» **Task brief**
Copy out the records in full, word for word, without pictures.

» **Exercise material**
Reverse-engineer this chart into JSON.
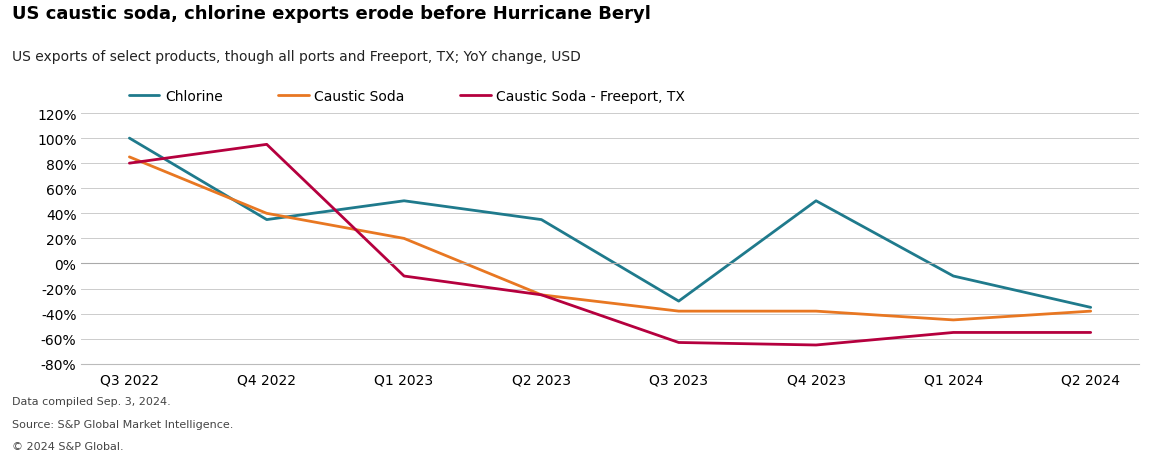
{
  "title": "US caustic soda, chlorine exports erode before Hurricane Beryl",
  "subtitle": "US exports of select products, though all ports and Freeport, TX; YoY change, USD",
  "footnote1": "Data compiled Sep. 3, 2024.",
  "footnote2": "Source: S&P Global Market Intelligence.",
  "footnote3": "© 2024 S&P Global.",
  "x_labels": [
    "Q3 2022",
    "Q4 2022",
    "Q1 2023",
    "Q2 2023",
    "Q3 2023",
    "Q4 2023",
    "Q1 2024",
    "Q2 2024"
  ],
  "series": [
    {
      "name": "Chlorine",
      "color": "#1f7a8c",
      "values": [
        1.0,
        0.35,
        0.5,
        0.35,
        -0.3,
        0.5,
        -0.1,
        -0.35
      ]
    },
    {
      "name": "Caustic Soda",
      "color": "#e87722",
      "values": [
        0.85,
        0.4,
        0.2,
        -0.25,
        -0.38,
        -0.38,
        -0.45,
        -0.38
      ]
    },
    {
      "name": "Caustic Soda - Freeport, TX",
      "color": "#b5003e",
      "values": [
        0.8,
        0.95,
        -0.1,
        -0.25,
        -0.63,
        -0.65,
        -0.55,
        -0.55
      ]
    }
  ],
  "ylim": [
    -0.8,
    1.2
  ],
  "yticks": [
    -0.8,
    -0.6,
    -0.4,
    -0.2,
    0.0,
    0.2,
    0.4,
    0.6,
    0.8,
    1.0,
    1.2
  ],
  "background_color": "#ffffff",
  "grid_color": "#cccccc",
  "title_fontsize": 13,
  "subtitle_fontsize": 10,
  "legend_fontsize": 10,
  "tick_fontsize": 10,
  "footnote_fontsize": 8
}
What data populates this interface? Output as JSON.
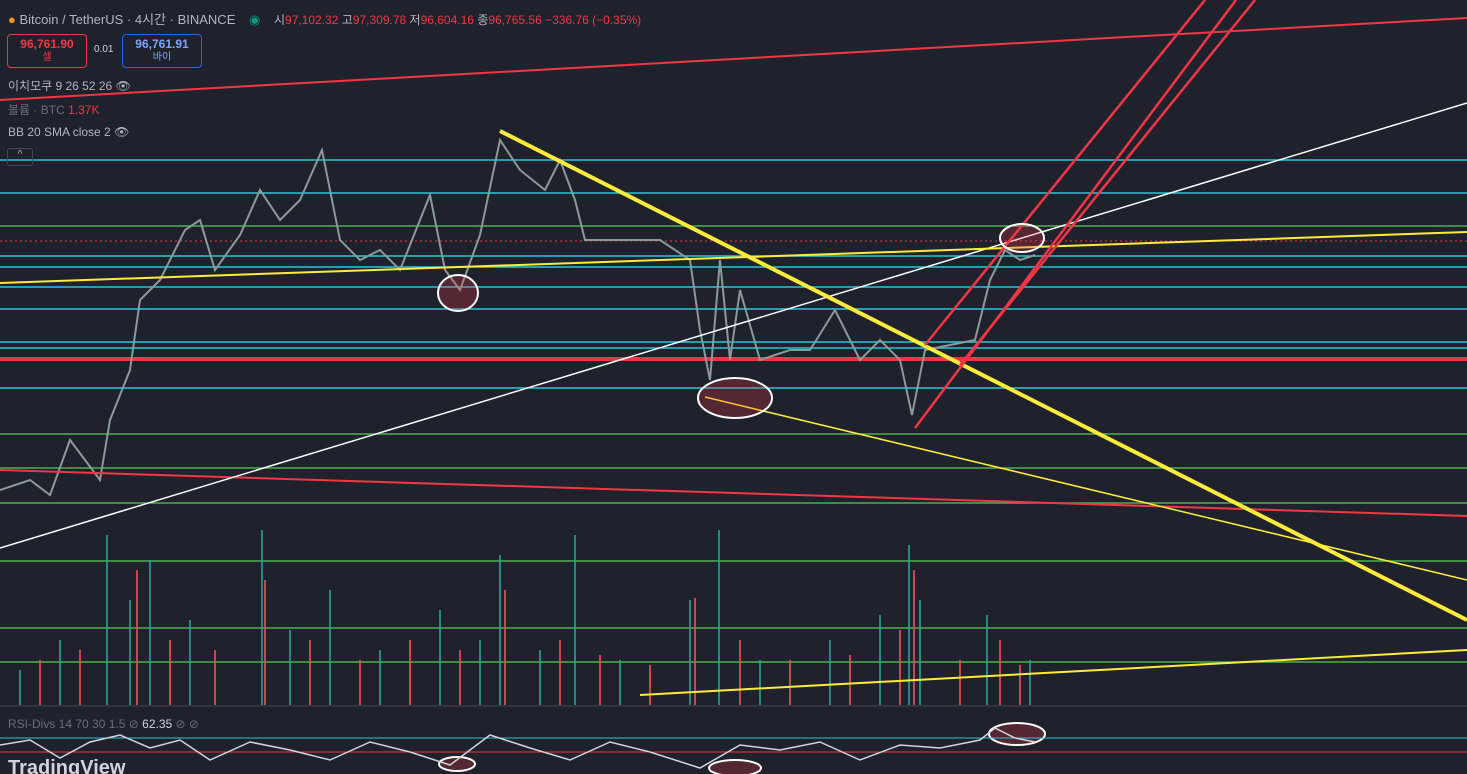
{
  "header": {
    "symbol": "Bitcoin / TetherUS",
    "interval": "4시간",
    "exchange": "BINANCE",
    "ohlc": {
      "open_label": "시",
      "open": "97,102.32",
      "high_label": "고",
      "high": "97,309.78",
      "low_label": "저",
      "low": "96,604.16",
      "close_label": "종",
      "close": "96,765.56",
      "change": "−336.76 (−0.35%)"
    }
  },
  "trade": {
    "sell_price": "96,761.90",
    "sell_label": "셀",
    "spread": "0.01",
    "buy_price": "96,761.91",
    "buy_label": "바이"
  },
  "indicators": {
    "ichimoku": "이치모쿠 9 26 52 26",
    "volume": "볼륨 · BTC",
    "volume_value": "1.37K",
    "bb": "BB 20 SMA close 2",
    "rsi": "RSI-Divs 14 70 30 1.5",
    "rsi_value": "62.35"
  },
  "brand": "TradingView"
}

» **Right answer**
Reverse-engineer this chart into JSON.
{
  "title": "US caustic soda, chlorine exports erode before Hurricane Beryl",
  "subtitle": "US exports of select products, though all ports and Freeport, TX; YoY change, USD",
  "footnote1": "Data compiled Sep. 3, 2024.",
  "footnote2": "Source: S&P Global Market Intelligence.",
  "footnote3": "© 2024 S&P Global.",
  "x_labels": [
    "Q3 2022",
    "Q4 2022",
    "Q1 2023",
    "Q2 2023",
    "Q3 2023",
    "Q4 2023",
    "Q1 2024",
    "Q2 2024"
  ],
  "series": [
    {
      "name": "Chlorine",
      "color": "#1f7a8c",
      "values": [
        1.0,
        0.35,
        0.5,
        0.35,
        -0.3,
        0.5,
        -0.1,
        -0.35
      ]
    },
    {
      "name": "Caustic Soda",
      "color": "#e87722",
      "values": [
        0.85,
        0.4,
        0.2,
        -0.25,
        -0.38,
        -0.38,
        -0.45,
        -0.38
      ]
    },
    {
      "name": "Caustic Soda - Freeport, TX",
      "color": "#b5003e",
      "values": [
        0.8,
        0.95,
        -0.1,
        -0.25,
        -0.63,
        -0.65,
        -0.55,
        -0.55
      ]
    }
  ],
  "ylim": [
    -0.8,
    1.2
  ],
  "yticks": [
    -0.8,
    -0.6,
    -0.4,
    -0.2,
    0.0,
    0.2,
    0.4,
    0.6,
    0.8,
    1.0,
    1.2
  ],
  "background_color": "#ffffff",
  "grid_color": "#cccccc",
  "title_fontsize": 13,
  "subtitle_fontsize": 10,
  "legend_fontsize": 10,
  "tick_fontsize": 10,
  "footnote_fontsize": 8
}
What data populates this interface? Output as JSON.
{
  "header": {
    "symbol": "Bitcoin / TetherUS",
    "interval": "4시간",
    "exchange": "BINANCE",
    "ohlc": {
      "open_label": "시",
      "open": "97,102.32",
      "high_label": "고",
      "high": "97,309.78",
      "low_label": "저",
      "low": "96,604.16",
      "close_label": "종",
      "close": "96,765.56",
      "change": "−336.76 (−0.35%)"
    }
  },
  "trade": {
    "sell_price": "96,761.90",
    "sell_label": "셀",
    "spread": "0.01",
    "buy_price": "96,761.91",
    "buy_label": "바이"
  },
  "indicators": {
    "ichimoku": "이치모쿠 9 26 52 26",
    "volume": "볼륨 · BTC",
    "volume_value": "1.37K",
    "bb": "BB 20 SMA close 2",
    "rsi": "RSI-Divs 14 70 30 1.5",
    "rsi_value": "62.35"
  },
  "brand": "TradingView"
}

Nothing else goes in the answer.